## Set problem
Tally the lines containing "lèvres" and report the number alone.

* START *

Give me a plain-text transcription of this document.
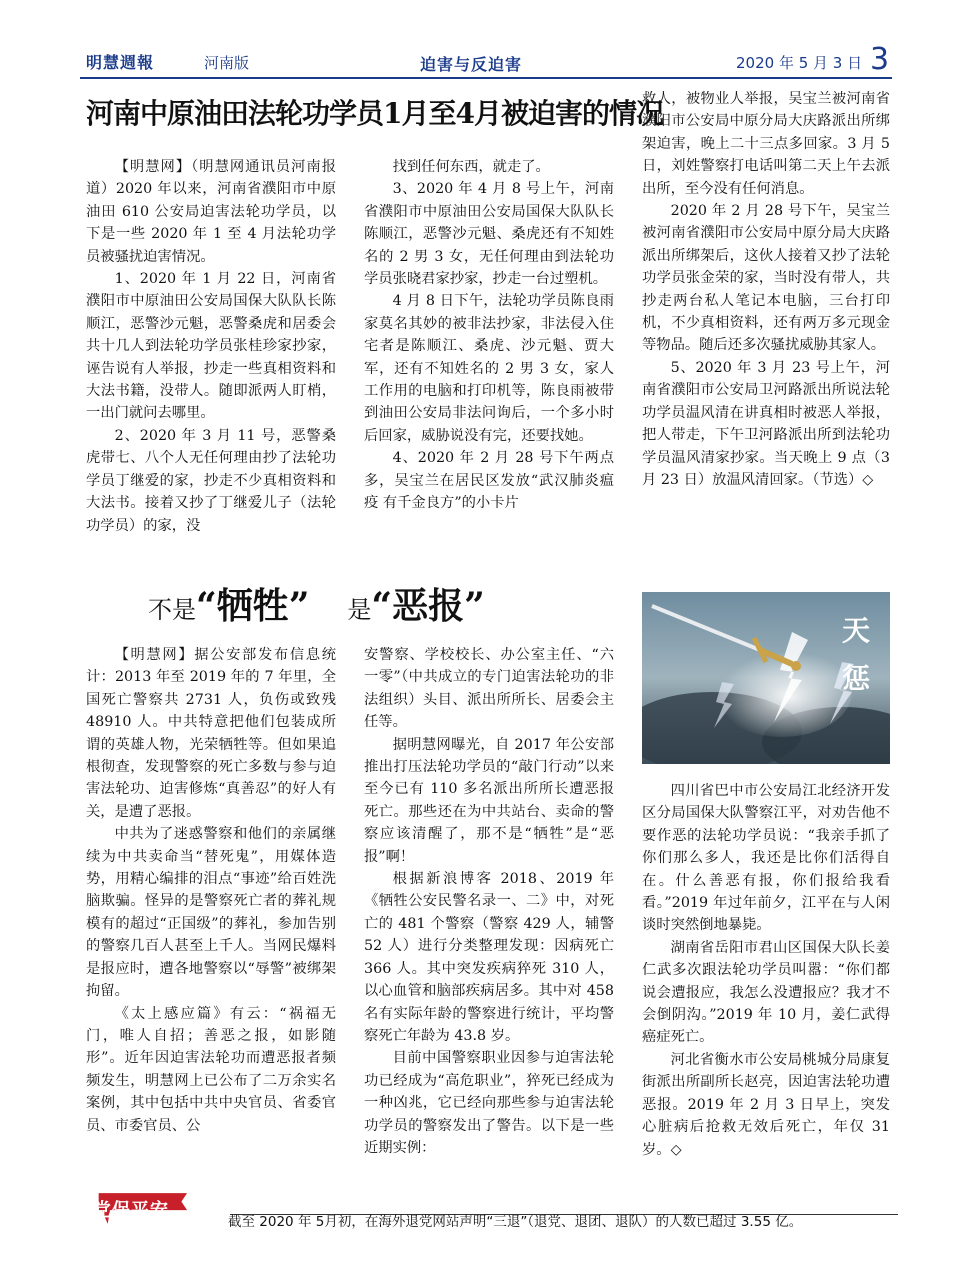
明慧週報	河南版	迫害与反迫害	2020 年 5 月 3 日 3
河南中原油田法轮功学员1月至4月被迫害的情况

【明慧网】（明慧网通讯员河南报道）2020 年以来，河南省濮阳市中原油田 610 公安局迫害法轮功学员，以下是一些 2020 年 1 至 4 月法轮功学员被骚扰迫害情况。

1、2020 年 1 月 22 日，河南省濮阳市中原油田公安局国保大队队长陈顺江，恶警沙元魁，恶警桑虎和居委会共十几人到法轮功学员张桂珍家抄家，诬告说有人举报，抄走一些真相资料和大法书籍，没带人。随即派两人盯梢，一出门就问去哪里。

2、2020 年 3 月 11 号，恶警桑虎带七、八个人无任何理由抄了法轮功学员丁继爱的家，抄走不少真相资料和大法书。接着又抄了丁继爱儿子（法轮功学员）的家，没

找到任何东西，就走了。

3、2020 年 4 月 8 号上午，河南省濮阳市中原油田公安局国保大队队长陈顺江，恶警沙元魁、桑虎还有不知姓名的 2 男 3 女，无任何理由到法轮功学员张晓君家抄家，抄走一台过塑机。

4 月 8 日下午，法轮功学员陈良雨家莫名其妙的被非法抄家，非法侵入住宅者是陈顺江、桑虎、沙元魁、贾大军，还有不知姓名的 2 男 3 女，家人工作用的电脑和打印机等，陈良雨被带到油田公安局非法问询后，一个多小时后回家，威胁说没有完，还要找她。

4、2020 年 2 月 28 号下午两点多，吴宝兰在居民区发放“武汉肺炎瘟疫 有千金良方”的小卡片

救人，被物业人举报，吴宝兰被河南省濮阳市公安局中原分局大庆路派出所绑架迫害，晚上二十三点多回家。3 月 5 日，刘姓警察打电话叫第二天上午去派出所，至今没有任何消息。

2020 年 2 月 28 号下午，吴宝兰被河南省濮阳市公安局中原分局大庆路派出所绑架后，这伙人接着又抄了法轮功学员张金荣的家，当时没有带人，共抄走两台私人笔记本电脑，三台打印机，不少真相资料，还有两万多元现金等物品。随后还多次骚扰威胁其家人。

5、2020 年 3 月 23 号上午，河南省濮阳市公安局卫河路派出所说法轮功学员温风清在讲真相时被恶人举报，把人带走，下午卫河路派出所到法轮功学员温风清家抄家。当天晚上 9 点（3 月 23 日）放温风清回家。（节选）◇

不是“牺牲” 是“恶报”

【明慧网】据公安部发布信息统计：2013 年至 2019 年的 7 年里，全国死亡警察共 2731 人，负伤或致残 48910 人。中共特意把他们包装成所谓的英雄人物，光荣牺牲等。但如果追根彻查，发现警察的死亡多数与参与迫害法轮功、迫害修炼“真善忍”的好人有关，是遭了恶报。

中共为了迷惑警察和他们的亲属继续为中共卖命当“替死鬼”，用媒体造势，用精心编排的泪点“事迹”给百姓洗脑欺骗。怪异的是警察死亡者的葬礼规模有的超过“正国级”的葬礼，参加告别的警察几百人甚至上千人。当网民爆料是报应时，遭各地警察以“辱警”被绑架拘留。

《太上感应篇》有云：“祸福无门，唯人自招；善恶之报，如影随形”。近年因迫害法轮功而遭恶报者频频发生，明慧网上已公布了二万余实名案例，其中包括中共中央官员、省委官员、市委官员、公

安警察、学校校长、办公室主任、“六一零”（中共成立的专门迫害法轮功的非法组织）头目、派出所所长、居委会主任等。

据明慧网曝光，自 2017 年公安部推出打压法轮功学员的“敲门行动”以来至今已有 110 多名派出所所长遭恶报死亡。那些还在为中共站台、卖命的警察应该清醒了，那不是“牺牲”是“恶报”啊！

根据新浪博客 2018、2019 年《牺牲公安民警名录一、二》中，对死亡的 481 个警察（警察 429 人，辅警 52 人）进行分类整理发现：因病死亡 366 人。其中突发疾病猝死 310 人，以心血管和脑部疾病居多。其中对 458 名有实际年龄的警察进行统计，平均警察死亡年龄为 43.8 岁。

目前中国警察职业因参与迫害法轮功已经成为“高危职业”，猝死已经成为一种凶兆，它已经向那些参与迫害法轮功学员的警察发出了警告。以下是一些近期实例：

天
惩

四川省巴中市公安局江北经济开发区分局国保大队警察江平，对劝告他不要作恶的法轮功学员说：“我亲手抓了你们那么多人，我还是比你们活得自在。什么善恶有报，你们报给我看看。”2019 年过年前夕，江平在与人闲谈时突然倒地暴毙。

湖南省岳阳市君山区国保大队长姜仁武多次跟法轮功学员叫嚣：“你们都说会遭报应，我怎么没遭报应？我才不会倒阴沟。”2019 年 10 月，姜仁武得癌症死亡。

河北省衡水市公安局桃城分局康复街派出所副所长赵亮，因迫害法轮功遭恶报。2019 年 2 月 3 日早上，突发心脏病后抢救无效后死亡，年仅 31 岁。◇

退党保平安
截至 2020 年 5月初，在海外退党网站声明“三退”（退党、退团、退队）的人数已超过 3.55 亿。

* END *
* START *

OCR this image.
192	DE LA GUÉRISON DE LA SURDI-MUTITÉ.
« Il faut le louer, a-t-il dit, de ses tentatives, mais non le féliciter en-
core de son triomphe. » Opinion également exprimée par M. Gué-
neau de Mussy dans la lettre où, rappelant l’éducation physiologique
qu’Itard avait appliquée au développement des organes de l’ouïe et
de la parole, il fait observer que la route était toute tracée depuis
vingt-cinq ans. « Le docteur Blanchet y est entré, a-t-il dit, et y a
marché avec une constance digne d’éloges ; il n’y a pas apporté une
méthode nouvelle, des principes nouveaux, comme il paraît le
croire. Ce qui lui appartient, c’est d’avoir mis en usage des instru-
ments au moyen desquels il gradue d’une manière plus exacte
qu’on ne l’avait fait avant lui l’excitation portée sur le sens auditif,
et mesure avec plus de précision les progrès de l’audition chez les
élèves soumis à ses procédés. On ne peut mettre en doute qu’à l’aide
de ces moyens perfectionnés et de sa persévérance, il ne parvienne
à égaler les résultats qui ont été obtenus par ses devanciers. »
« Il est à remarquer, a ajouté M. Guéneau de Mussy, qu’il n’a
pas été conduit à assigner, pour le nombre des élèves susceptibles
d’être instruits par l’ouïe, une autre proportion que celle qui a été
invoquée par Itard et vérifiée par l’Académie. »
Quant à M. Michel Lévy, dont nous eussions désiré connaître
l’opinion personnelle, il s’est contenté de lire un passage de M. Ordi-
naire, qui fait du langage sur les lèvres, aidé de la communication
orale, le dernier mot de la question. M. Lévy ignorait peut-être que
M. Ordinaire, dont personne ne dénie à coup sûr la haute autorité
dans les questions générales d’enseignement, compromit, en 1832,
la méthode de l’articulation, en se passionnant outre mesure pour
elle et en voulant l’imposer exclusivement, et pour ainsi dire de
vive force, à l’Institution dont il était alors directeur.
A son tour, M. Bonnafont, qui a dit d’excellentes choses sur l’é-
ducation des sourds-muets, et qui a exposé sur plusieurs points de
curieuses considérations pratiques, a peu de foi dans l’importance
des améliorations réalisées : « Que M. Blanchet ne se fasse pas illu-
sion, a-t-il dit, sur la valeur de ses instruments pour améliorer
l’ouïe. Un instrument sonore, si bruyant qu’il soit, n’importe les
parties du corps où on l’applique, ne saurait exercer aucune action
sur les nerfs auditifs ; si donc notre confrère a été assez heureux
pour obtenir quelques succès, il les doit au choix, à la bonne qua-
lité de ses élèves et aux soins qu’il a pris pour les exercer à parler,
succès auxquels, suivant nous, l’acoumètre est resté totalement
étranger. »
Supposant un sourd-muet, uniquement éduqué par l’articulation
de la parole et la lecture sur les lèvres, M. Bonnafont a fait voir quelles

* END *
* START *

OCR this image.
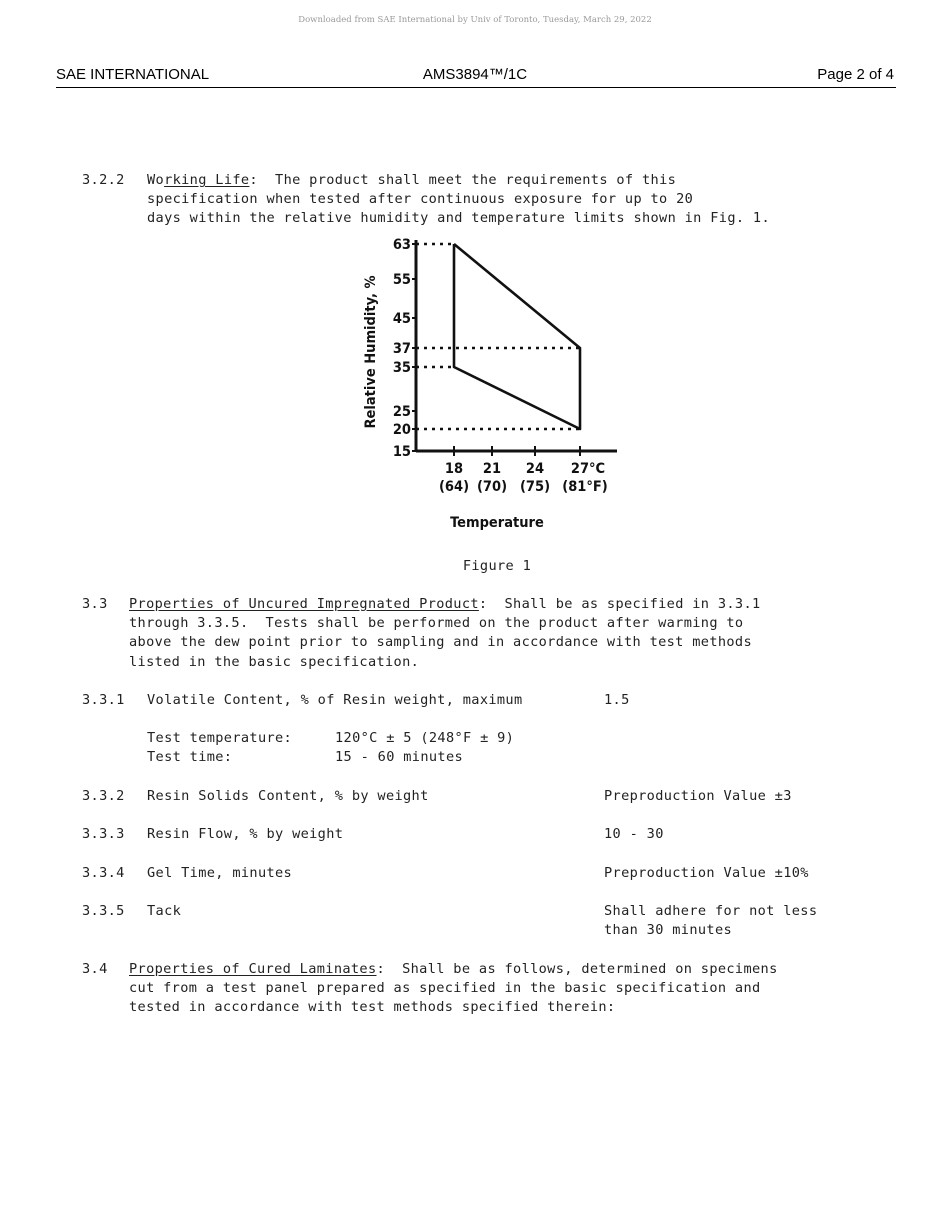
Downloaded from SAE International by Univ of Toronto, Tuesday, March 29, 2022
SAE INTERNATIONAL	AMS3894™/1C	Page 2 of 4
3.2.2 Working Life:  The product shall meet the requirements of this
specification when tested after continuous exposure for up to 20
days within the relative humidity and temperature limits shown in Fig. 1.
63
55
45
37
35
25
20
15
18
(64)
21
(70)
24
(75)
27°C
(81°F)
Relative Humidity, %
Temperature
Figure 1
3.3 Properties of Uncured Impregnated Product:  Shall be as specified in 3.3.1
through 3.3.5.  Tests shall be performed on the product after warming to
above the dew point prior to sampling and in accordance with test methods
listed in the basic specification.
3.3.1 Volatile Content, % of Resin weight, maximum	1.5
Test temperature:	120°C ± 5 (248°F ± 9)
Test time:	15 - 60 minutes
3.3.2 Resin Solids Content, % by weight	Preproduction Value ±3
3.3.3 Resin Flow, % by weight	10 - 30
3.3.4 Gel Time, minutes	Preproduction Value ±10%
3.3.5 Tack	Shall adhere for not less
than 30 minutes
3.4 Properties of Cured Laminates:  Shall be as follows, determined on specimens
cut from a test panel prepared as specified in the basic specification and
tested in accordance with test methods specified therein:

* END *

## Result of the exercise
2